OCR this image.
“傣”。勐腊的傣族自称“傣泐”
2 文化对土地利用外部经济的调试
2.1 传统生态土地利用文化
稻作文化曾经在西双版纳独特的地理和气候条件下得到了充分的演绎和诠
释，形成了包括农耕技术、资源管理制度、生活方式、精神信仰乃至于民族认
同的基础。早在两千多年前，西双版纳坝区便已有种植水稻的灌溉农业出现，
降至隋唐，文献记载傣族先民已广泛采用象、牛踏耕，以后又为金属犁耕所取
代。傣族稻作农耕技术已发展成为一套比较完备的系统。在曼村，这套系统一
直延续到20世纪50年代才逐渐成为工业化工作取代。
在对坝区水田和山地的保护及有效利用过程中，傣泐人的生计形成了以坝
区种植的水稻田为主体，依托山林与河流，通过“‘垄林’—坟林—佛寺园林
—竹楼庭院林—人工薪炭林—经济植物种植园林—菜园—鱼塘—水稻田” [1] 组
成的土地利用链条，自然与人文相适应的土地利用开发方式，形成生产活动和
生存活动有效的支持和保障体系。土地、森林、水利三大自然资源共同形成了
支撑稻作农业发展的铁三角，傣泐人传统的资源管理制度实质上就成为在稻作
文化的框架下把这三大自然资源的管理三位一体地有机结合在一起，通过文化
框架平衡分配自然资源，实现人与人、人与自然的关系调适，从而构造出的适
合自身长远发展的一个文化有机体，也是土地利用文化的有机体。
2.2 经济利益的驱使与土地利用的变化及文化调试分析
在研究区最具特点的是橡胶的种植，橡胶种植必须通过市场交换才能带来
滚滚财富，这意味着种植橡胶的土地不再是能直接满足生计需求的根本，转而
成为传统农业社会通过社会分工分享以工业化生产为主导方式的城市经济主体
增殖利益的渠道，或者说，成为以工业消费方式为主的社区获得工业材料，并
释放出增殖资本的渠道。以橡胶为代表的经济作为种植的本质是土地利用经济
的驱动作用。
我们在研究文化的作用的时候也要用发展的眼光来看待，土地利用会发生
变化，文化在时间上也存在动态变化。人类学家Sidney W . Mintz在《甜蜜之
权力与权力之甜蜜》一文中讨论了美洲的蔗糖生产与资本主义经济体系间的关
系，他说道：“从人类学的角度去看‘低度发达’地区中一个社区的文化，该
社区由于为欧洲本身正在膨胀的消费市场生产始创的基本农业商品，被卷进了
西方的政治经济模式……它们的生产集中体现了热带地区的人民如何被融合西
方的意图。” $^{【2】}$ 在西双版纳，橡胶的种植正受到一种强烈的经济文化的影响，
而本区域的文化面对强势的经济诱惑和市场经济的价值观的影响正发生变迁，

☆ ☆ ☆ ☆

WRITTEN EXERCISE:
Restate the whole listing exactly.

REPLY TO THE EXERCISE:
OCR this image.
“傣”。勐腊的傣族自称“傣泐”
2 文化对土地利用外部经济的调试
2.1 传统生态土地利用文化
稻作文化曾经在西双版纳独特的地理和气候条件下得到了充分的演绎和诠
释，形成了包括农耕技术、资源管理制度、生活方式、精神信仰乃至于民族认
同的基础。早在两千多年前，西双版纳坝区便已有种植水稻的灌溉农业出现，
降至隋唐，文献记载傣族先民已广泛采用象、牛踏耕，以后又为金属犁耕所取
代。傣族稻作农耕技术已发展成为一套比较完备的系统。在曼村，这套系统一
直延续到20世纪50年代才逐渐成为工业化工作取代。
在对坝区水田和山地的保护及有效利用过程中，傣泐人的生计形成了以坝
区种植的水稻田为主体，依托山林与河流，通过“‘垄林’—坟林—佛寺园林
—竹楼庭院林—人工薪炭林—经济植物种植园林—菜园—鱼塘—水稻田” [1] 组
成的土地利用链条，自然与人文相适应的土地利用开发方式，形成生产活动和
生存活动有效的支持和保障体系。土地、森林、水利三大自然资源共同形成了
支撑稻作农业发展的铁三角，傣泐人传统的资源管理制度实质上就成为在稻作
文化的框架下把这三大自然资源的管理三位一体地有机结合在一起，通过文化
框架平衡分配自然资源，实现人与人、人与自然的关系调适，从而构造出的适
合自身长远发展的一个文化有机体，也是土地利用文化的有机体。
2.2 经济利益的驱使与土地利用的变化及文化调试分析
在研究区最具特点的是橡胶的种植，橡胶种植必须通过市场交换才能带来
滚滚财富，这意味着种植橡胶的土地不再是能直接满足生计需求的根本，转而
成为传统农业社会通过社会分工分享以工业化生产为主导方式的城市经济主体
增殖利益的渠道，或者说，成为以工业消费方式为主的社区获得工业材料，并
释放出增殖资本的渠道。以橡胶为代表的经济作为种植的本质是土地利用经济
的驱动作用。
我们在研究文化的作用的时候也要用发展的眼光来看待，土地利用会发生
变化，文化在时间上也存在动态变化。人类学家Sidney W . Mintz在《甜蜜之
权力与权力之甜蜜》一文中讨论了美洲的蔗糖生产与资本主义经济体系间的关
系，他说道：“从人类学的角度去看‘低度发达’地区中一个社区的文化，该
社区由于为欧洲本身正在膨胀的消费市场生产始创的基本农业商品，被卷进了
西方的政治经济模式……它们的生产集中体现了热带地区的人民如何被融合西
方的意图。” $^{【2】}$ 在西双版纳，橡胶的种植正受到一种强烈的经济文化的影响，
而本区域的文化面对强势的经济诱惑和市场经济的价值观的影响正发生变迁，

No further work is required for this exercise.